**AIM**
Output the full listing word for word.

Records
------------------------

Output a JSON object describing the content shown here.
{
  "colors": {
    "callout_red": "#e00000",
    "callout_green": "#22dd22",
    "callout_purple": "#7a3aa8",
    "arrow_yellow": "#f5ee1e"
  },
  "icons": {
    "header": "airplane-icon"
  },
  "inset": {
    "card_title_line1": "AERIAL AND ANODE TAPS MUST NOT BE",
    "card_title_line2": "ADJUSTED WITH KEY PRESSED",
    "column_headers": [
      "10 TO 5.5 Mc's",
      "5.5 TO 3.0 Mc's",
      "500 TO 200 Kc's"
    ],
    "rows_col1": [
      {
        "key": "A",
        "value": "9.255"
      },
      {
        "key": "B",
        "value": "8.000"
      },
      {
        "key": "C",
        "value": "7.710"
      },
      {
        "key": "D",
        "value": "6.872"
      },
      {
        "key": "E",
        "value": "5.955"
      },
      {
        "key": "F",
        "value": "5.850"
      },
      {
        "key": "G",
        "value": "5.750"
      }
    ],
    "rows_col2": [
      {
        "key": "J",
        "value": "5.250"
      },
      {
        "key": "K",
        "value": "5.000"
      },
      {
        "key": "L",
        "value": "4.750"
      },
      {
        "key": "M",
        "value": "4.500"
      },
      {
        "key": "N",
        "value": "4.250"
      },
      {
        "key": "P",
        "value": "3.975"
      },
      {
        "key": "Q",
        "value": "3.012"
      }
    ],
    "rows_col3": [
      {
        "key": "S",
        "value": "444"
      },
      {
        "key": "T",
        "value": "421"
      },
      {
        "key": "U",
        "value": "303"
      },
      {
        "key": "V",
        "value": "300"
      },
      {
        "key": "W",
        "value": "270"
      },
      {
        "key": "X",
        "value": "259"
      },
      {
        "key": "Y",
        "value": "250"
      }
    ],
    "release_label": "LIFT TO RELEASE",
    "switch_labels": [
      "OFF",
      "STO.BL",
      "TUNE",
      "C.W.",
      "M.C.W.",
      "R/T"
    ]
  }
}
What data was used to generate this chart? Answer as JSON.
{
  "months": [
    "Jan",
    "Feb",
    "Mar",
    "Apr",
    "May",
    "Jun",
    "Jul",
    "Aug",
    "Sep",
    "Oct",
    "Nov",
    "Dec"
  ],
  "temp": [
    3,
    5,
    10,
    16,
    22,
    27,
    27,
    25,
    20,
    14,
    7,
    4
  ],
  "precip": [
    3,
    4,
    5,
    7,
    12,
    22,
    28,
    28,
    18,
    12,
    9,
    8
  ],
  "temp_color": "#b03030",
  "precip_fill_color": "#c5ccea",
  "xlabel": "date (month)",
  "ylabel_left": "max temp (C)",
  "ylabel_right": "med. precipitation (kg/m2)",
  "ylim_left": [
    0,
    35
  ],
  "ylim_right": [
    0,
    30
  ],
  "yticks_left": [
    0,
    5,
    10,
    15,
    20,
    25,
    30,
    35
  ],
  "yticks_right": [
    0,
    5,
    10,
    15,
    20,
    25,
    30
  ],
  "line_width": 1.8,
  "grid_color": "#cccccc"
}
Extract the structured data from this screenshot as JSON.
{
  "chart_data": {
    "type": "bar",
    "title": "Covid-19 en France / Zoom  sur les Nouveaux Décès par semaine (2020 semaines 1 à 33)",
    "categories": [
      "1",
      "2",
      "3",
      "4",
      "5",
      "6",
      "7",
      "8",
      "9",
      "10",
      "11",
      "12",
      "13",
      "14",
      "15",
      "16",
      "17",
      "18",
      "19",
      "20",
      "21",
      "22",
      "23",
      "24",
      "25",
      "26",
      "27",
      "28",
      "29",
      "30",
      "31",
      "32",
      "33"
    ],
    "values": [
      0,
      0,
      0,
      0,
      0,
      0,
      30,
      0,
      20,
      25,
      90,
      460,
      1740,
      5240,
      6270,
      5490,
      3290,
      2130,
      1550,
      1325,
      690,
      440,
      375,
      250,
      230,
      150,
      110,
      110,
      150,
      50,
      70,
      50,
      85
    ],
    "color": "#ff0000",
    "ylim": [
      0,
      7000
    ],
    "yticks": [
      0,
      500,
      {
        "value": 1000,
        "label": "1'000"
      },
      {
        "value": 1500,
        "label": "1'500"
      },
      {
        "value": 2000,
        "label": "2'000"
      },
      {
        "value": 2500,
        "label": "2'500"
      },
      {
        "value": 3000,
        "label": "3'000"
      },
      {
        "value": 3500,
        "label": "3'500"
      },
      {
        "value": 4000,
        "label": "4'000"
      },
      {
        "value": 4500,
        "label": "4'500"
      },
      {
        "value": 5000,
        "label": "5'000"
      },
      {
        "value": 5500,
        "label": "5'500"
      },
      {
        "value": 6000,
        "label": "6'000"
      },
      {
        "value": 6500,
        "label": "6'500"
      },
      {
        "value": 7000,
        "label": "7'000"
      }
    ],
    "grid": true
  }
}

------------------------

**FINAL RESULT**
Output a JSON object describing the content shown here.
{
  "colors": {
    "callout_red": "#e00000",
    "callout_green": "#22dd22",
    "callout_purple": "#7a3aa8",
    "arrow_yellow": "#f5ee1e"
  },
  "icons": {
    "header": "airplane-icon"
  },
  "inset": {
    "card_title_line1": "AERIAL AND ANODE TAPS MUST NOT BE",
    "card_title_line2": "ADJUSTED WITH KEY PRESSED",
    "column_headers": [
      "10 TO 5.5 Mc's",
      "5.5 TO 3.0 Mc's",
      "500 TO 200 Kc's"
    ],
    "rows_col1": [
      {
        "key": "A",
        "value": "9.255"
      },
      {
        "key": "B",
        "value": "8.000"
      },
      {
        "key": "C",
        "value": "7.710"
      },
      {
        "key": "D",
        "value": "6.872"
      },
      {
        "key": "E",
        "value": "5.955"
      },
      {
        "key": "F",
        "value": "5.850"
      },
      {
        "key": "G",
        "value": "5.750"
      }
    ],
    "rows_col2": [
      {
        "key": "J",
        "value": "5.250"
      },
      {
        "key": "K",
        "value": "5.000"
      },
      {
        "key": "L",
        "value": "4.750"
      },
      {
        "key": "M",
        "value": "4.500"
      },
      {
        "key": "N",
        "value": "4.250"
      },
      {
        "key": "P",
        "value": "3.975"
      },
      {
        "key": "Q",
        "value": "3.012"
      }
    ],
    "rows_col3": [
      {
        "key": "S",
        "value": "444"
      },
      {
        "key": "T",
        "value": "421"
      },
      {
        "key": "U",
        "value": "303"
      },
      {
        "key": "V",
        "value": "300"
      },
      {
        "key": "W",
        "value": "270"
      },
      {
        "key": "X",
        "value": "259"
      },
      {
        "key": "Y",
        "value": "250"
      }
    ],
    "release_label": "LIFT TO RELEASE",
    "switch_labels": [
      "OFF",
      "STO.BL",
      "TUNE",
      "C.W.",
      "M.C.W.",
      "R/T"
    ]
  }
}
What data was used to generate this chart? Answer as JSON.
{
  "months": [
    "Jan",
    "Feb",
    "Mar",
    "Apr",
    "May",
    "Jun",
    "Jul",
    "Aug",
    "Sep",
    "Oct",
    "Nov",
    "Dec"
  ],
  "temp": [
    3,
    5,
    10,
    16,
    22,
    27,
    27,
    25,
    20,
    14,
    7,
    4
  ],
  "precip": [
    3,
    4,
    5,
    7,
    12,
    22,
    28,
    28,
    18,
    12,
    9,
    8
  ],
  "temp_color": "#b03030",
  "precip_fill_color": "#c5ccea",
  "xlabel": "date (month)",
  "ylabel_left": "max temp (C)",
  "ylabel_right": "med. precipitation (kg/m2)",
  "ylim_left": [
    0,
    35
  ],
  "ylim_right": [
    0,
    30
  ],
  "yticks_left": [
    0,
    5,
    10,
    15,
    20,
    25,
    30,
    35
  ],
  "yticks_right": [
    0,
    5,
    10,
    15,
    20,
    25,
    30
  ],
  "line_width": 1.8,
  "grid_color": "#cccccc"
}
Extract the structured data from this screenshot as JSON.
{
  "chart_data": {
    "type": "bar",
    "title": "Covid-19 en France / Zoom  sur les Nouveaux Décès par semaine (2020 semaines 1 à 33)",
    "categories": [
      "1",
      "2",
      "3",
      "4",
      "5",
      "6",
      "7",
      "8",
      "9",
      "10",
      "11",
      "12",
      "13",
      "14",
      "15",
      "16",
      "17",
      "18",
      "19",
      "20",
      "21",
      "22",
      "23",
      "24",
      "25",
      "26",
      "27",
      "28",
      "29",
      "30",
      "31",
      "32",
      "33"
    ],
    "values": [
      0,
      0,
      0,
      0,
      0,
      0,
      30,
      0,
      20,
      25,
      90,
      460,
      1740,
      5240,
      6270,
      5490,
      3290,
      2130,
      1550,
      1325,
      690,
      440,
      375,
      250,
      230,
      150,
      110,
      110,
      150,
      50,
      70,
      50,
      85
    ],
    "color": "#ff0000",
    "ylim": [
      0,
      7000
    ],
    "yticks": [
      0,
      500,
      {
        "value": 1000,
        "label": "1'000"
      },
      {
        "value": 1500,
        "label": "1'500"
      },
      {
        "value": 2000,
        "label": "2'000"
      },
      {
        "value": 2500,
        "label": "2'500"
      },
      {
        "value": 3000,
        "label": "3'000"
      },
      {
        "value": 3500,
        "label": "3'500"
      },
      {
        "value": 4000,
        "label": "4'000"
      },
      {
        "value": 4500,
        "label": "4'500"
      },
      {
        "value": 5000,
        "label": "5'000"
      },
      {
        "value": 5500,
        "label": "5'500"
      },
      {
        "value": 6000,
        "label": "6'000"
      },
      {
        "value": 6500,
        "label": "6'500"
      },
      {
        "value": 7000,
        "label": "7'000"
      }
    ],
    "grid": true
  }
}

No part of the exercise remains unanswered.